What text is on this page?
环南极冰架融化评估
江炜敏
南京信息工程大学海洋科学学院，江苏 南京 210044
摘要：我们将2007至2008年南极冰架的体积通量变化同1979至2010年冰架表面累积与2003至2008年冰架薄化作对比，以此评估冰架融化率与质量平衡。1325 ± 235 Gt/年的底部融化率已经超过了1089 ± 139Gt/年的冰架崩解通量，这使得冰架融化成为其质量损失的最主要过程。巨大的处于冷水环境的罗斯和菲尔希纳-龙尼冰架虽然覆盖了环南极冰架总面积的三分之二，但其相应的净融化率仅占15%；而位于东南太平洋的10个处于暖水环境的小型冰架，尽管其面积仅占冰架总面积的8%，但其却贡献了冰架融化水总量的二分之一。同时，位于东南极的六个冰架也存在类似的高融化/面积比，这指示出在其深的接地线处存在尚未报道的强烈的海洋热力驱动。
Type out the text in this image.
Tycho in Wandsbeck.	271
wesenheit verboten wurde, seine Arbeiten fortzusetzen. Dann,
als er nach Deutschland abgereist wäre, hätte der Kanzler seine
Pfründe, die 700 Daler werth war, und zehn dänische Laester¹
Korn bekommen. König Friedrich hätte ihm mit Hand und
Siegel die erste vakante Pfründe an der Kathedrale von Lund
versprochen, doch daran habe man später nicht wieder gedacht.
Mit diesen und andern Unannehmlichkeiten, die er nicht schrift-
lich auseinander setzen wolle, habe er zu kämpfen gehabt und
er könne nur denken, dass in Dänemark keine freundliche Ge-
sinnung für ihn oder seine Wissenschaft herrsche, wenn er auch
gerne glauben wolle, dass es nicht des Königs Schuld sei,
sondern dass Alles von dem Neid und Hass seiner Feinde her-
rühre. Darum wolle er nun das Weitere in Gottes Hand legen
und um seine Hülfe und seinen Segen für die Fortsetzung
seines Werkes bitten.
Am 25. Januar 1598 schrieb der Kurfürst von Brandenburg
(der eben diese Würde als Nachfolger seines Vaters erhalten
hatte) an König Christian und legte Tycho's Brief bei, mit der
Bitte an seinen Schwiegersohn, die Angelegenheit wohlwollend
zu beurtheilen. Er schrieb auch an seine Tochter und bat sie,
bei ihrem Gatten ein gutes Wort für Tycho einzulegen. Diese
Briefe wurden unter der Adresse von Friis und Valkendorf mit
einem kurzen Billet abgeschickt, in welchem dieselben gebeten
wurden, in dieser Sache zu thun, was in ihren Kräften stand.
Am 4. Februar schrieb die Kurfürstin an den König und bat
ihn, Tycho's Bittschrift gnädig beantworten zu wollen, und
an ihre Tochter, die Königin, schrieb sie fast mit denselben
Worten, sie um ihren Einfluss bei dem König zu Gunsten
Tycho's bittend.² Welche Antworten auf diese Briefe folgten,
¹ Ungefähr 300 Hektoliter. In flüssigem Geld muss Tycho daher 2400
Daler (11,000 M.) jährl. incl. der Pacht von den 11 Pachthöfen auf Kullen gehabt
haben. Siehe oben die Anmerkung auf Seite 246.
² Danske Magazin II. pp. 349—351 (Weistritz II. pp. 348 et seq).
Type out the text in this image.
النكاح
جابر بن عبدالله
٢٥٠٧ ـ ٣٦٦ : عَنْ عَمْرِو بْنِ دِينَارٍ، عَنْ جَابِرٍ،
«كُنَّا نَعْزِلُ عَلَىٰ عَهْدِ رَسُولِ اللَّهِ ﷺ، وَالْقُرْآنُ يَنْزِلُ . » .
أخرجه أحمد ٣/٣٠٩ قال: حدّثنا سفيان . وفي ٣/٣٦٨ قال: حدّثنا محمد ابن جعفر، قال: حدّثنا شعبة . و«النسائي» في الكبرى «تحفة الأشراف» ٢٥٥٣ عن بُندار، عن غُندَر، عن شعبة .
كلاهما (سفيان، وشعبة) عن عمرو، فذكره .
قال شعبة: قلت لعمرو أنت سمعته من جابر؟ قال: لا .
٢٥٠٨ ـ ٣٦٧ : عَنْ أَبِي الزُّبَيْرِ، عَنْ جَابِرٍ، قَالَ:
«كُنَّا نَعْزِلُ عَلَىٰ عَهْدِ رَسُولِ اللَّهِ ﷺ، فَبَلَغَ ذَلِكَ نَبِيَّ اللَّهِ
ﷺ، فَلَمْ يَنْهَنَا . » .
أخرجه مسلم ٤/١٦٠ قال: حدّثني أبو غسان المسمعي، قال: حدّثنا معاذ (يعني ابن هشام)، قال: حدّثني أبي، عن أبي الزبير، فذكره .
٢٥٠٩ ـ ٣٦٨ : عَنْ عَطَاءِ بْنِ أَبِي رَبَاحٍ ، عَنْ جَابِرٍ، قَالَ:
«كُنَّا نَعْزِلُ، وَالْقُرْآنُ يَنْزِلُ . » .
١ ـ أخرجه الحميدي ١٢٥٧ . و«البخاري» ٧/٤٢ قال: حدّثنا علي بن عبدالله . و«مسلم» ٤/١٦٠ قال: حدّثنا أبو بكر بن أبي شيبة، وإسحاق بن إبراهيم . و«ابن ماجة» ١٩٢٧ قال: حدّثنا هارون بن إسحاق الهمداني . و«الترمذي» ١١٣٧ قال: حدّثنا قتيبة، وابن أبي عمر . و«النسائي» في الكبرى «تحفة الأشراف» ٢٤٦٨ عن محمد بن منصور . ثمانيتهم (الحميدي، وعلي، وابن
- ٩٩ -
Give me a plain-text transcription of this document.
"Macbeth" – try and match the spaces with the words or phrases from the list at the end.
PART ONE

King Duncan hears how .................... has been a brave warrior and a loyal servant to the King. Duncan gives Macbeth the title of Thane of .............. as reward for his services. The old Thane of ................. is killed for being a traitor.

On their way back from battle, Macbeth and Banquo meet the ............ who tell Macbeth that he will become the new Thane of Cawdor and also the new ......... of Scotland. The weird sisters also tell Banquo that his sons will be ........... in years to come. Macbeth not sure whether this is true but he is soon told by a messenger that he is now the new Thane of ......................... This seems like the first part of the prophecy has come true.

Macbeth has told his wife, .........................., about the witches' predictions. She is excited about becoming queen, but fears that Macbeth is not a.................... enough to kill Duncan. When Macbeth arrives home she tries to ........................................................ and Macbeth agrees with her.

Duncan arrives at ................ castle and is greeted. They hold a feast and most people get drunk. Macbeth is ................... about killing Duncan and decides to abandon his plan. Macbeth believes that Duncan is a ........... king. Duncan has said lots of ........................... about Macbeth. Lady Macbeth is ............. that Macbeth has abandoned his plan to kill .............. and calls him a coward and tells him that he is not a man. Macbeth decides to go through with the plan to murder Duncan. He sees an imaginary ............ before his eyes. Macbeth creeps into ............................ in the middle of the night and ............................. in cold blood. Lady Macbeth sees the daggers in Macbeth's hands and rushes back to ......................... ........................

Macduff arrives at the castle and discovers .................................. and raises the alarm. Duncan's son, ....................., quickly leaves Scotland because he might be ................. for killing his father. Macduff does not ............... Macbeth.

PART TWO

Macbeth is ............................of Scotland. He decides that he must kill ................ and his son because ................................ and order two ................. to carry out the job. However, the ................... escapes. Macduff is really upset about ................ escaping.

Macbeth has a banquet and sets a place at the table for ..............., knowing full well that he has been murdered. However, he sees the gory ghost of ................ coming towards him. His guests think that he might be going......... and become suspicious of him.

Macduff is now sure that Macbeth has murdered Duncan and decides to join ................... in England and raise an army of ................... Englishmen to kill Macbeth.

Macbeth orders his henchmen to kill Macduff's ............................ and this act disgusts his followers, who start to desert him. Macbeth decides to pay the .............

* * *

DIRECTIONS →
Repeat the data verbatim.

OUTPUT FOR THIS EXERCISE →
What text is on this page?
环南极冰架融化评估
江炜敏
南京信息工程大学海洋科学学院，江苏 南京 210044
摘要：我们将2007至2008年南极冰架的体积通量变化同1979至2010年冰架表面累积与2003至2008年冰架薄化作对比，以此评估冰架融化率与质量平衡。1325 ± 235 Gt/年的底部融化率已经超过了1089 ± 139Gt/年的冰架崩解通量，这使得冰架融化成为其质量损失的最主要过程。巨大的处于冷水环境的罗斯和菲尔希纳-龙尼冰架虽然覆盖了环南极冰架总面积的三分之二，但其相应的净融化率仅占15%；而位于东南太平洋的10个处于暖水环境的小型冰架，尽管其面积仅占冰架总面积的8%，但其却贡献了冰架融化水总量的二分之一。同时，位于东南极的六个冰架也存在类似的高融化/面积比，这指示出在其深的接地线处存在尚未报道的强烈的海洋热力驱动。
Type out the text in this image.
Tycho in Wandsbeck.	271
wesenheit verboten wurde, seine Arbeiten fortzusetzen. Dann,
als er nach Deutschland abgereist wäre, hätte der Kanzler seine
Pfründe, die 700 Daler werth war, und zehn dänische Laester¹
Korn bekommen. König Friedrich hätte ihm mit Hand und
Siegel die erste vakante Pfründe an der Kathedrale von Lund
versprochen, doch daran habe man später nicht wieder gedacht.
Mit diesen und andern Unannehmlichkeiten, die er nicht schrift-
lich auseinander setzen wolle, habe er zu kämpfen gehabt und
er könne nur denken, dass in Dänemark keine freundliche Ge-
sinnung für ihn oder seine Wissenschaft herrsche, wenn er auch
gerne glauben wolle, dass es nicht des Königs Schuld sei,
sondern dass Alles von dem Neid und Hass seiner Feinde her-
rühre. Darum wolle er nun das Weitere in Gottes Hand legen
und um seine Hülfe und seinen Segen für die Fortsetzung
seines Werkes bitten.
Am 25. Januar 1598 schrieb der Kurfürst von Brandenburg
(der eben diese Würde als Nachfolger seines Vaters erhalten
hatte) an König Christian und legte Tycho's Brief bei, mit der
Bitte an seinen Schwiegersohn, die Angelegenheit wohlwollend
zu beurtheilen. Er schrieb auch an seine Tochter und bat sie,
bei ihrem Gatten ein gutes Wort für Tycho einzulegen. Diese
Briefe wurden unter der Adresse von Friis und Valkendorf mit
einem kurzen Billet abgeschickt, in welchem dieselben gebeten
wurden, in dieser Sache zu thun, was in ihren Kräften stand.
Am 4. Februar schrieb die Kurfürstin an den König und bat
ihn, Tycho's Bittschrift gnädig beantworten zu wollen, und
an ihre Tochter, die Königin, schrieb sie fast mit denselben
Worten, sie um ihren Einfluss bei dem König zu Gunsten
Tycho's bittend.² Welche Antworten auf diese Briefe folgten,
¹ Ungefähr 300 Hektoliter. In flüssigem Geld muss Tycho daher 2400
Daler (11,000 M.) jährl. incl. der Pacht von den 11 Pachthöfen auf Kullen gehabt
haben. Siehe oben die Anmerkung auf Seite 246.
² Danske Magazin II. pp. 349—351 (Weistritz II. pp. 348 et seq).
Type out the text in this image.
النكاح
جابر بن عبدالله
٢٥٠٧ ـ ٣٦٦ : عَنْ عَمْرِو بْنِ دِينَارٍ، عَنْ جَابِرٍ،
«كُنَّا نَعْزِلُ عَلَىٰ عَهْدِ رَسُولِ اللَّهِ ﷺ، وَالْقُرْآنُ يَنْزِلُ . » .
أخرجه أحمد ٣/٣٠٩ قال: حدّثنا سفيان . وفي ٣/٣٦٨ قال: حدّثنا محمد ابن جعفر، قال: حدّثنا شعبة . و«النسائي» في الكبرى «تحفة الأشراف» ٢٥٥٣ عن بُندار، عن غُندَر، عن شعبة .
كلاهما (سفيان، وشعبة) عن عمرو، فذكره .
قال شعبة: قلت لعمرو أنت سمعته من جابر؟ قال: لا .
٢٥٠٨ ـ ٣٦٧ : عَنْ أَبِي الزُّبَيْرِ، عَنْ جَابِرٍ، قَالَ:
«كُنَّا نَعْزِلُ عَلَىٰ عَهْدِ رَسُولِ اللَّهِ ﷺ، فَبَلَغَ ذَلِكَ نَبِيَّ اللَّهِ
ﷺ، فَلَمْ يَنْهَنَا . » .
أخرجه مسلم ٤/١٦٠ قال: حدّثني أبو غسان المسمعي، قال: حدّثنا معاذ (يعني ابن هشام)، قال: حدّثني أبي، عن أبي الزبير، فذكره .
٢٥٠٩ ـ ٣٦٨ : عَنْ عَطَاءِ بْنِ أَبِي رَبَاحٍ ، عَنْ جَابِرٍ، قَالَ:
«كُنَّا نَعْزِلُ، وَالْقُرْآنُ يَنْزِلُ . » .
١ ـ أخرجه الحميدي ١٢٥٧ . و«البخاري» ٧/٤٢ قال: حدّثنا علي بن عبدالله . و«مسلم» ٤/١٦٠ قال: حدّثنا أبو بكر بن أبي شيبة، وإسحاق بن إبراهيم . و«ابن ماجة» ١٩٢٧ قال: حدّثنا هارون بن إسحاق الهمداني . و«الترمذي» ١١٣٧ قال: حدّثنا قتيبة، وابن أبي عمر . و«النسائي» في الكبرى «تحفة الأشراف» ٢٤٦٨ عن محمد بن منصور . ثمانيتهم (الحميدي، وعلي، وابن
- ٩٩ -
Give me a plain-text transcription of this document.
"Macbeth" – try and match the spaces with the words or phrases from the list at the end.
PART ONE

King Duncan hears how .................... has been a brave warrior and a loyal servant to the King. Duncan gives Macbeth the title of Thane of .............. as reward for his services. The old Thane of ................. is killed for being a traitor.

On their way back from battle, Macbeth and Banquo meet the ............ who tell Macbeth that he will become the new Thane of Cawdor and also the new ......... of Scotland. The weird sisters also tell Banquo that his sons will be ........... in years to come. Macbeth not sure whether this is true but he is soon told by a messenger that he is now the new Thane of ......................... This seems like the first part of the prophecy has come true.

Macbeth has told his wife, .........................., about the witches' predictions. She is excited about becoming queen, but fears that Macbeth is not a.................... enough to kill Duncan. When Macbeth arrives home she tries to ........................................................ and Macbeth agrees with her.

Duncan arrives at ................ castle and is greeted. They hold a feast and most people get drunk. Macbeth is ................... about killing Duncan and decides to abandon his plan. Macbeth believes that Duncan is a ........... king. Duncan has said lots of ........................... about Macbeth. Lady Macbeth is ............. that Macbeth has abandoned his plan to kill .............. and calls him a coward and tells him that he is not a man. Macbeth decides to go through with the plan to murder Duncan. He sees an imaginary ............ before his eyes. Macbeth creeps into ............................ in the middle of the night and ............................. in cold blood. Lady Macbeth sees the daggers in Macbeth's hands and rushes back to ......................... ........................

Macduff arrives at the castle and discovers .................................. and raises the alarm. Duncan's son, ....................., quickly leaves Scotland because he might be ................. for killing his father. Macduff does not ............... Macbeth.

PART TWO

Macbeth is ............................of Scotland. He decides that he must kill ................ and his son because ................................ and order two ................. to carry out the job. However, the ................... escapes. Macduff is really upset about ................ escaping.

Macbeth has a banquet and sets a place at the table for ..............., knowing full well that he has been murdered. However, he sees the gory ghost of ................ coming towards him. His guests think that he might be going......... and become suspicious of him.

Macduff is now sure that Macbeth has murdered Duncan and decides to join ................... in England and raise an army of ................... Englishmen to kill Macbeth.

Macbeth orders his henchmen to kill Macduff's ............................ and this act disgusts his followers, who start to desert him. Macbeth decides to pay the .............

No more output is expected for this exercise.